■ EXERCISE INSTRUCTIONS ■
Identify all lines of the data containing the string "this" and copy them.
** Start SOURCE RECORDS **
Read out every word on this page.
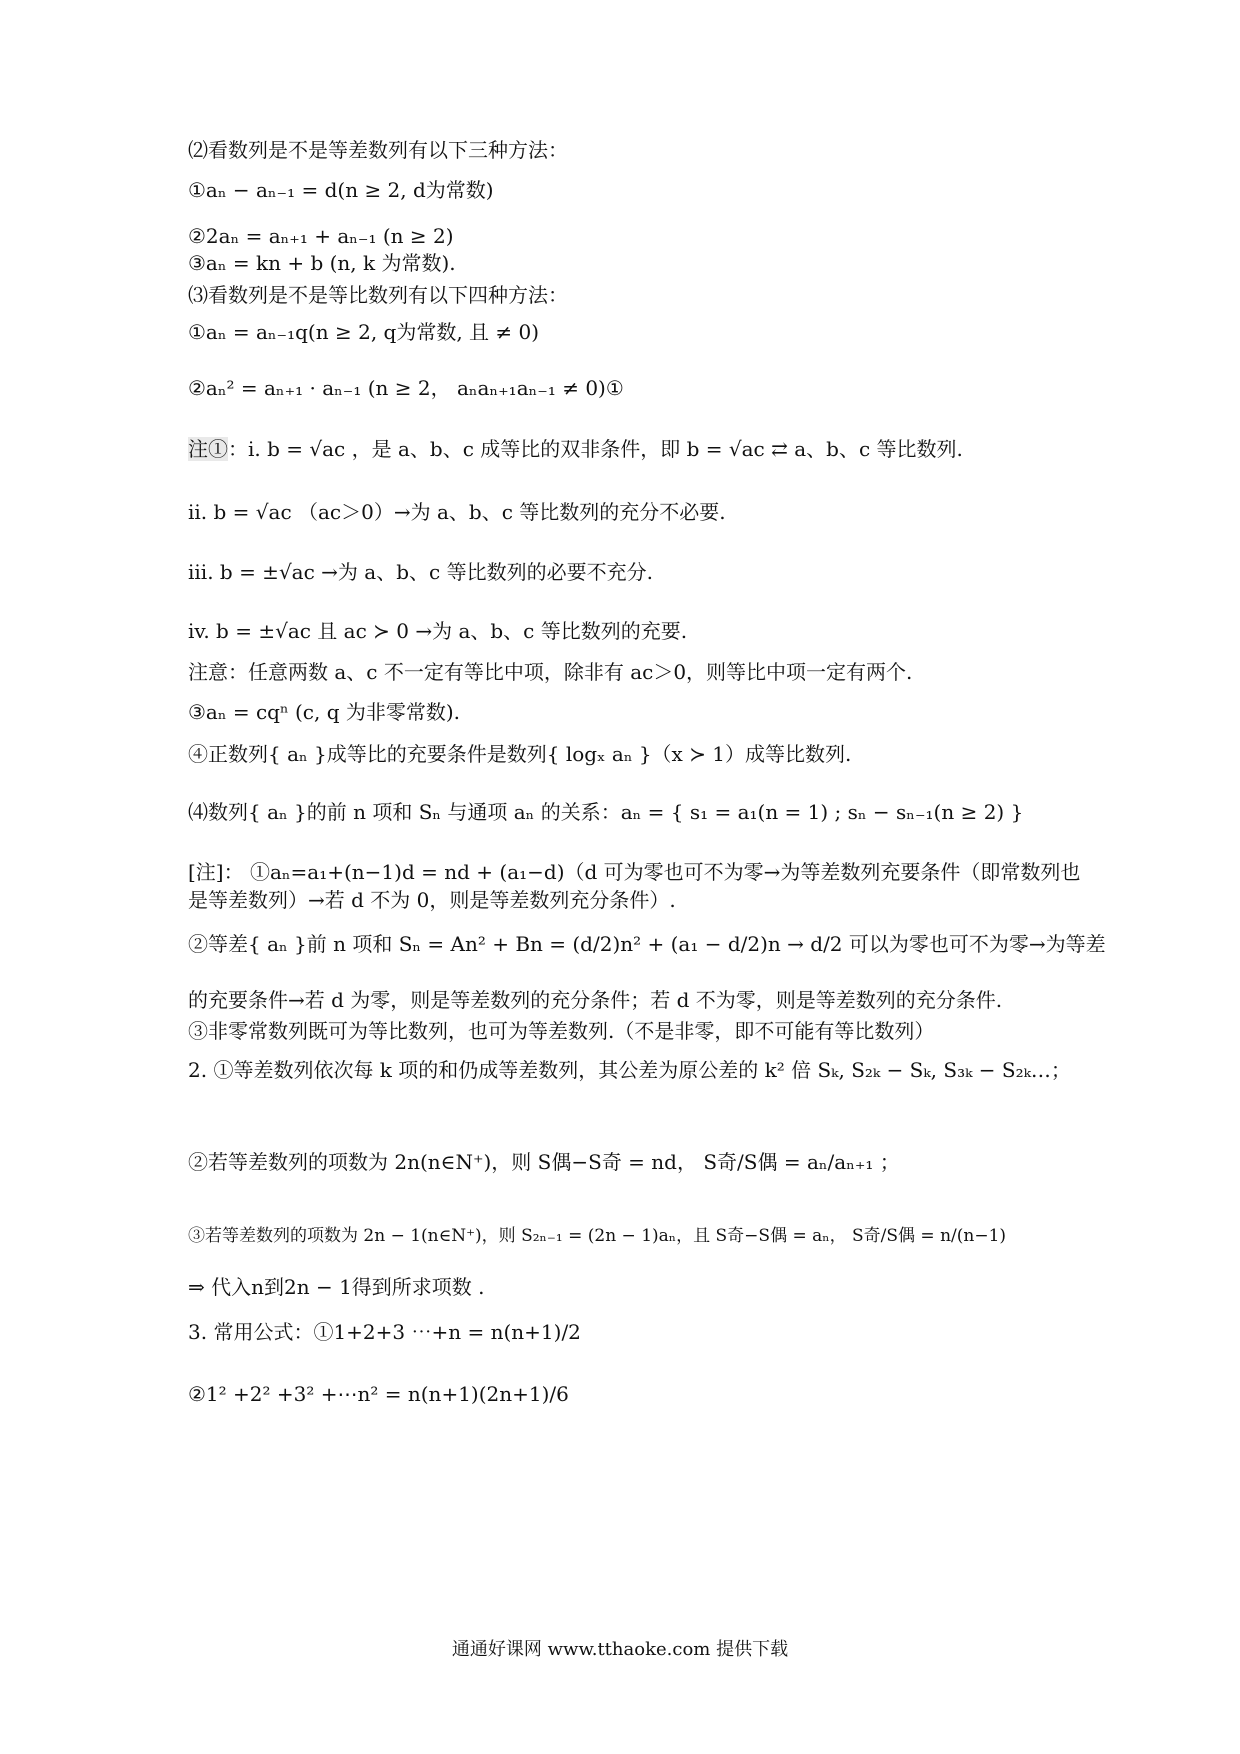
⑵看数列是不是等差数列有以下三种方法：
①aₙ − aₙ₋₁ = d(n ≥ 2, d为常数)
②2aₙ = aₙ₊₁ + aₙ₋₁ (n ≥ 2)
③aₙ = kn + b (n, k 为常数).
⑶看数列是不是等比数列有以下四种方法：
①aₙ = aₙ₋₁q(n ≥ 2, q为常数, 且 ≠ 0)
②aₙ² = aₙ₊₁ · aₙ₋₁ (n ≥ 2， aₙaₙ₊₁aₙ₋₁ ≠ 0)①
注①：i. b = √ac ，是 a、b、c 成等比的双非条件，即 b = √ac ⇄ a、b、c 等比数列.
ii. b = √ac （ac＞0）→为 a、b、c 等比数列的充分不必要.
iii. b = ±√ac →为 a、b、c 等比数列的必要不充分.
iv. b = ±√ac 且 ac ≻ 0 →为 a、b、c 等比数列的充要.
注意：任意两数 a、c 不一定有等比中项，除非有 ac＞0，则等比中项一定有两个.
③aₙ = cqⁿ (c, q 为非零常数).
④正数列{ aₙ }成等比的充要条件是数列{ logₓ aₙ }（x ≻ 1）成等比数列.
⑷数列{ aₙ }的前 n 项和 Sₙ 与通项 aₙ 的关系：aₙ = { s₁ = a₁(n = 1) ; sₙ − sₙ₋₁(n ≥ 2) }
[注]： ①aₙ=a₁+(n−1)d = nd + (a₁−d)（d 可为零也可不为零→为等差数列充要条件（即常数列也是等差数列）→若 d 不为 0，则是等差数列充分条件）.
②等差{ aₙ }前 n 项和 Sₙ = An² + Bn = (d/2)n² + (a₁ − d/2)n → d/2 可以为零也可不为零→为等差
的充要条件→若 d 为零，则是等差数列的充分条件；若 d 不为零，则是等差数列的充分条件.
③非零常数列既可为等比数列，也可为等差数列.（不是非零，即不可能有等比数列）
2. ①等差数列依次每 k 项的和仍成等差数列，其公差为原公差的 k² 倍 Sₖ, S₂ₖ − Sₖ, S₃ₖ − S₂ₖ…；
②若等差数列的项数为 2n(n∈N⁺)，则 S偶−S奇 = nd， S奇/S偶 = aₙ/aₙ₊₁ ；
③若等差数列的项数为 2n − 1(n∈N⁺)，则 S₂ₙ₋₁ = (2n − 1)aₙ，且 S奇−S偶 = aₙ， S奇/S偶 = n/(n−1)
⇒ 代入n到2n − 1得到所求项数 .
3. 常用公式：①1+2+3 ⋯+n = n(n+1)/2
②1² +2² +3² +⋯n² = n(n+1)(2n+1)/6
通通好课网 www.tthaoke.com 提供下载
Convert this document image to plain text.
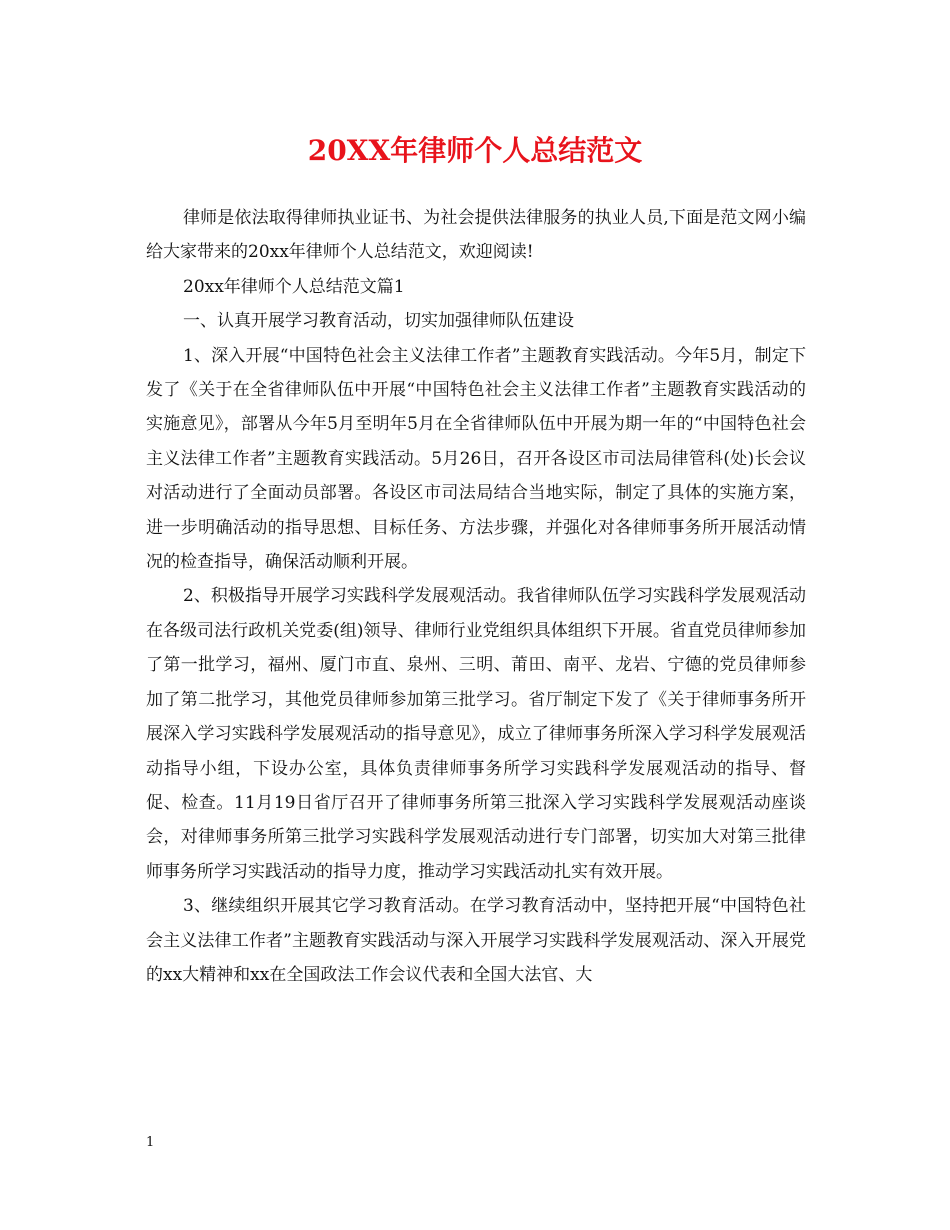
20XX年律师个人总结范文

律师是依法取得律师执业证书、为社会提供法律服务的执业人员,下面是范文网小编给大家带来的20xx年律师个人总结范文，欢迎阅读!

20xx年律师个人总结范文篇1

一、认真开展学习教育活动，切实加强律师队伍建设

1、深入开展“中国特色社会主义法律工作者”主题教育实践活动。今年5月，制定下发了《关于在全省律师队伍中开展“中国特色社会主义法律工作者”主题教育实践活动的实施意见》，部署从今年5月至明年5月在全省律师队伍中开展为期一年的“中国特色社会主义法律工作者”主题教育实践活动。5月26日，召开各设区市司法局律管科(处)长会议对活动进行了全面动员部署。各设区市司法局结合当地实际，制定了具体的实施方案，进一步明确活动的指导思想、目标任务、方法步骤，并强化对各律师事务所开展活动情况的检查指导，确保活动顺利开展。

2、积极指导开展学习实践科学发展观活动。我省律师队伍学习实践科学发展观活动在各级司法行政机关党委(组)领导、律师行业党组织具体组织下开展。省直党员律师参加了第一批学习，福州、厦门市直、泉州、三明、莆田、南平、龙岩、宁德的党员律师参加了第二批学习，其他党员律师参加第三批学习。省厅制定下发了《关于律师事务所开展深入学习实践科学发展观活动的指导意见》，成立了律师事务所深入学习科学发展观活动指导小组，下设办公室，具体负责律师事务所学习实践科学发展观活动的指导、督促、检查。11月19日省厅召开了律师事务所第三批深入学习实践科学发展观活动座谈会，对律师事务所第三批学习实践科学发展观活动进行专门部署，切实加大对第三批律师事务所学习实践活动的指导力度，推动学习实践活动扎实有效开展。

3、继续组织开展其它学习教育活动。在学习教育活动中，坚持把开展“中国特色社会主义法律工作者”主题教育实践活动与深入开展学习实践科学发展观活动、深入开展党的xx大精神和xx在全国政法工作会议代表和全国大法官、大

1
** End SOURCE RECORDS **
■ COMPLETED EXERCISE ■
Read out every word on this page.
Convert this document image to plain text.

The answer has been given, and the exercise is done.